What you should do: Return every line of the material exactly.

Extracted material:
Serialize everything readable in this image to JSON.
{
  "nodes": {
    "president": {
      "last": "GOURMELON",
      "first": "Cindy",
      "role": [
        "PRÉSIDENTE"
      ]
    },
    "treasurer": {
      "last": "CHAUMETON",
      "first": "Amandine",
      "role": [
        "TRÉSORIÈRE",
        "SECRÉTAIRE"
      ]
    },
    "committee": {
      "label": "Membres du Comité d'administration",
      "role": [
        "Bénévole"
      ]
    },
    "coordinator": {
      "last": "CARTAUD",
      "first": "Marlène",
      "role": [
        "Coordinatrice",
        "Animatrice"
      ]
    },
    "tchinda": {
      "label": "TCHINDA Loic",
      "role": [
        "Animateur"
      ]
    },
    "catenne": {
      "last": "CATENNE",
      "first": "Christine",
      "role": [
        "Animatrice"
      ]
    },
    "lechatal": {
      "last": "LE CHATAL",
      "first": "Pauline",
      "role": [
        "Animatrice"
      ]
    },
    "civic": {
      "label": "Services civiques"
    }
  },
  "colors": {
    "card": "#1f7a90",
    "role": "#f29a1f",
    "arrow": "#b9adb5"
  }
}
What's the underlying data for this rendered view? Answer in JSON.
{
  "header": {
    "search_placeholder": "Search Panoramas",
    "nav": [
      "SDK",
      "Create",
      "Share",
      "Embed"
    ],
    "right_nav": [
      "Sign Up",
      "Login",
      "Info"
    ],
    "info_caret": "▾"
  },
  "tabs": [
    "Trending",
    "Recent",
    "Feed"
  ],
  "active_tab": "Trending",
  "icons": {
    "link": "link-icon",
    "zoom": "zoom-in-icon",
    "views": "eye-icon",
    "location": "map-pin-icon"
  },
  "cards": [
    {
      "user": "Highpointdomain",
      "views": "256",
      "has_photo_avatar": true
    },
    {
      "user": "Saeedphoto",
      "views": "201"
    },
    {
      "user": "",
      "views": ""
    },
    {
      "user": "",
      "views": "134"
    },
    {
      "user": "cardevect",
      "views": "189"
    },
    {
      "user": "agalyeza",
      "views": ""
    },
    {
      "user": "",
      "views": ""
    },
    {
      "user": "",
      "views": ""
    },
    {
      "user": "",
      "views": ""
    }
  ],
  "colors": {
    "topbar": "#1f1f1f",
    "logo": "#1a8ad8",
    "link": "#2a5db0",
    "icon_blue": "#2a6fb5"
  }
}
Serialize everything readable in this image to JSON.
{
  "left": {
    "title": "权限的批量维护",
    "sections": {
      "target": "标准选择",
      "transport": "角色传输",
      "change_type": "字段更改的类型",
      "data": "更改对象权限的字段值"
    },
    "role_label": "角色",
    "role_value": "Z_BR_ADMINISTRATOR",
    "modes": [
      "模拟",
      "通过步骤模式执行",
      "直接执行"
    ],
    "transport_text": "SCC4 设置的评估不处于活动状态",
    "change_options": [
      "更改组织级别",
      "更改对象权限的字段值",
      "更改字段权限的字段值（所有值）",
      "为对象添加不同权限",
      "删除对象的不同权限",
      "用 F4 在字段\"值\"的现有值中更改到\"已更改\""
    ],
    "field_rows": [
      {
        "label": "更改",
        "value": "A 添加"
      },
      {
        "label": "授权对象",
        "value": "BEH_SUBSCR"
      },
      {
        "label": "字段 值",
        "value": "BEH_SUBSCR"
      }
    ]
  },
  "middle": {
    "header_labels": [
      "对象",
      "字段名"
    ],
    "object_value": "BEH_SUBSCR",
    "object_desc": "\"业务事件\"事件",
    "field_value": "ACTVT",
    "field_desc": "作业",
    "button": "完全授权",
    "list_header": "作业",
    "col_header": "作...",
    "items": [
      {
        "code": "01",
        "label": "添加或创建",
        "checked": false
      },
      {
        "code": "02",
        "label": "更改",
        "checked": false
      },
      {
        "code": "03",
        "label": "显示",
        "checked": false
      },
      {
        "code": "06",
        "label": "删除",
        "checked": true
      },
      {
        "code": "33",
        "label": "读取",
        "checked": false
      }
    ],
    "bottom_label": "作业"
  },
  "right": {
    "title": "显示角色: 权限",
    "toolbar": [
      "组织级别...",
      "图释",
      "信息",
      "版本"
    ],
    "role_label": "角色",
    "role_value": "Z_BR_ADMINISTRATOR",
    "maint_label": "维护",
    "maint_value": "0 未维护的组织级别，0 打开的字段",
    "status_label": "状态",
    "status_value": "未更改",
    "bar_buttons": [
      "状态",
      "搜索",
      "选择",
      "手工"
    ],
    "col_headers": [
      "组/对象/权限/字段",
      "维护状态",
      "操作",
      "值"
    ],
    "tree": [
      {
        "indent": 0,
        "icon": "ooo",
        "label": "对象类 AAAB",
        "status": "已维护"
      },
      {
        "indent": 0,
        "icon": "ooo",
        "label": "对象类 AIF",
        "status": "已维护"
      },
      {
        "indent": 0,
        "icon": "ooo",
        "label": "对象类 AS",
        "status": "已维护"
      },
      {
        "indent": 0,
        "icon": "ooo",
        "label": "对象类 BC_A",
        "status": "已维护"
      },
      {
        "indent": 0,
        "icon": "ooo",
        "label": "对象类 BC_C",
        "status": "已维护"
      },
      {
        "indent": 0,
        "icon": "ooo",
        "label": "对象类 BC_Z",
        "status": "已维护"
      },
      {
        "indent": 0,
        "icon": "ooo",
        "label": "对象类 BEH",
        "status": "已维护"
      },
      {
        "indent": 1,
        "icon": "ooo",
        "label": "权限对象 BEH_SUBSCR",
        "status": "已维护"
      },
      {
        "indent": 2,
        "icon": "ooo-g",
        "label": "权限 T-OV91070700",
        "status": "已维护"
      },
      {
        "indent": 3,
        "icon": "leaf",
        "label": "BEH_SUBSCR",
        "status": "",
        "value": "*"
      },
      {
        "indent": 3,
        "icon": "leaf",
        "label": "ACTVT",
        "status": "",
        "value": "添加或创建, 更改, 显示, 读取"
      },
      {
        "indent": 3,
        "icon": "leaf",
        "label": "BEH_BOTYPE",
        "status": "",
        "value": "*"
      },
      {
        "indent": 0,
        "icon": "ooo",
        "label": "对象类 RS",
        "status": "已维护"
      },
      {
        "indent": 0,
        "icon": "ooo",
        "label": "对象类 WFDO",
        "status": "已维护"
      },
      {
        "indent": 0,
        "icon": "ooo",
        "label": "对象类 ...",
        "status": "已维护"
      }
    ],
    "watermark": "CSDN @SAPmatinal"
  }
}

Reply to the task:
Serialize everything readable in this image to JSON.
{
  "nodes": {
    "president": {
      "last": "GOURMELON",
      "first": "Cindy",
      "role": [
        "PRÉSIDENTE"
      ]
    },
    "treasurer": {
      "last": "CHAUMETON",
      "first": "Amandine",
      "role": [
        "TRÉSORIÈRE",
        "SECRÉTAIRE"
      ]
    },
    "committee": {
      "label": "Membres du Comité d'administration",
      "role": [
        "Bénévole"
      ]
    },
    "coordinator": {
      "last": "CARTAUD",
      "first": "Marlène",
      "role": [
        "Coordinatrice",
        "Animatrice"
      ]
    },
    "tchinda": {
      "label": "TCHINDA Loic",
      "role": [
        "Animateur"
      ]
    },
    "catenne": {
      "last": "CATENNE",
      "first": "Christine",
      "role": [
        "Animatrice"
      ]
    },
    "lechatal": {
      "last": "LE CHATAL",
      "first": "Pauline",
      "role": [
        "Animatrice"
      ]
    },
    "civic": {
      "label": "Services civiques"
    }
  },
  "colors": {
    "card": "#1f7a90",
    "role": "#f29a1f",
    "arrow": "#b9adb5"
  }
}
What's the underlying data for this rendered view? Answer in JSON.
{
  "header": {
    "search_placeholder": "Search Panoramas",
    "nav": [
      "SDK",
      "Create",
      "Share",
      "Embed"
    ],
    "right_nav": [
      "Sign Up",
      "Login",
      "Info"
    ],
    "info_caret": "▾"
  },
  "tabs": [
    "Trending",
    "Recent",
    "Feed"
  ],
  "active_tab": "Trending",
  "icons": {
    "link": "link-icon",
    "zoom": "zoom-in-icon",
    "views": "eye-icon",
    "location": "map-pin-icon"
  },
  "cards": [
    {
      "user": "Highpointdomain",
      "views": "256",
      "has_photo_avatar": true
    },
    {
      "user": "Saeedphoto",
      "views": "201"
    },
    {
      "user": "",
      "views": ""
    },
    {
      "user": "",
      "views": "134"
    },
    {
      "user": "cardevect",
      "views": "189"
    },
    {
      "user": "agalyeza",
      "views": ""
    },
    {
      "user": "",
      "views": ""
    },
    {
      "user": "",
      "views": ""
    },
    {
      "user": "",
      "views": ""
    }
  ],
  "colors": {
    "topbar": "#1f1f1f",
    "logo": "#1a8ad8",
    "link": "#2a5db0",
    "icon_blue": "#2a6fb5"
  }
}
Serialize everything readable in this image to JSON.
{
  "left": {
    "title": "权限的批量维护",
    "sections": {
      "target": "标准选择",
      "transport": "角色传输",
      "change_type": "字段更改的类型",
      "data": "更改对象权限的字段值"
    },
    "role_label": "角色",
    "role_value": "Z_BR_ADMINISTRATOR",
    "modes": [
      "模拟",
      "通过步骤模式执行",
      "直接执行"
    ],
    "transport_text": "SCC4 设置的评估不处于活动状态",
    "change_options": [
      "更改组织级别",
      "更改对象权限的字段值",
      "更改字段权限的字段值（所有值）",
      "为对象添加不同权限",
      "删除对象的不同权限",
      "用 F4 在字段\"值\"的现有值中更改到\"已更改\""
    ],
    "field_rows": [
      {
        "label": "更改",
        "value": "A 添加"
      },
      {
        "label": "授权对象",
        "value": "BEH_SUBSCR"
      },
      {
        "label": "字段 值",
        "value": "BEH_SUBSCR"
      }
    ]
  },
  "middle": {
    "header_labels": [
      "对象",
      "字段名"
    ],
    "object_value": "BEH_SUBSCR",
    "object_desc": "\"业务事件\"事件",
    "field_value": "ACTVT",
    "field_desc": "作业",
    "button": "完全授权",
    "list_header": "作业",
    "col_header": "作...",
    "items": [
      {
        "code": "01",
        "label": "添加或创建",
        "checked": false
      },
      {
        "code": "02",
        "label": "更改",
        "checked": false
      },
      {
        "code": "03",
        "label": "显示",
        "checked": false
      },
      {
        "code": "06",
        "label": "删除",
        "checked": true
      },
      {
        "code": "33",
        "label": "读取",
        "checked": false
      }
    ],
    "bottom_label": "作业"
  },
  "right": {
    "title": "显示角色: 权限",
    "toolbar": [
      "组织级别...",
      "图释",
      "信息",
      "版本"
    ],
    "role_label": "角色",
    "role_value": "Z_BR_ADMINISTRATOR",
    "maint_label": "维护",
    "maint_value": "0 未维护的组织级别，0 打开的字段",
    "status_label": "状态",
    "status_value": "未更改",
    "bar_buttons": [
      "状态",
      "搜索",
      "选择",
      "手工"
    ],
    "col_headers": [
      "组/对象/权限/字段",
      "维护状态",
      "操作",
      "值"
    ],
    "tree": [
      {
        "indent": 0,
        "icon": "ooo",
        "label": "对象类 AAAB",
        "status": "已维护"
      },
      {
        "indent": 0,
        "icon": "ooo",
        "label": "对象类 AIF",
        "status": "已维护"
      },
      {
        "indent": 0,
        "icon": "ooo",
        "label": "对象类 AS",
        "status": "已维护"
      },
      {
        "indent": 0,
        "icon": "ooo",
        "label": "对象类 BC_A",
        "status": "已维护"
      },
      {
        "indent": 0,
        "icon": "ooo",
        "label": "对象类 BC_C",
        "status": "已维护"
      },
      {
        "indent": 0,
        "icon": "ooo",
        "label": "对象类 BC_Z",
        "status": "已维护"
      },
      {
        "indent": 0,
        "icon": "ooo",
        "label": "对象类 BEH",
        "status": "已维护"
      },
      {
        "indent": 1,
        "icon": "ooo",
        "label": "权限对象 BEH_SUBSCR",
        "status": "已维护"
      },
      {
        "indent": 2,
        "icon": "ooo-g",
        "label": "权限 T-OV91070700",
        "status": "已维护"
      },
      {
        "indent": 3,
        "icon": "leaf",
        "label": "BEH_SUBSCR",
        "status": "",
        "value": "*"
      },
      {
        "indent": 3,
        "icon": "leaf",
        "label": "ACTVT",
        "status": "",
        "value": "添加或创建, 更改, 显示, 读取"
      },
      {
        "indent": 3,
        "icon": "leaf",
        "label": "BEH_BOTYPE",
        "status": "",
        "value": "*"
      },
      {
        "indent": 0,
        "icon": "ooo",
        "label": "对象类 RS",
        "status": "已维护"
      },
      {
        "indent": 0,
        "icon": "ooo",
        "label": "对象类 WFDO",
        "status": "已维护"
      },
      {
        "indent": 0,
        "icon": "ooo",
        "label": "对象类 ...",
        "status": "已维护"
      }
    ],
    "watermark": "CSDN @SAPmatinal"
  }
}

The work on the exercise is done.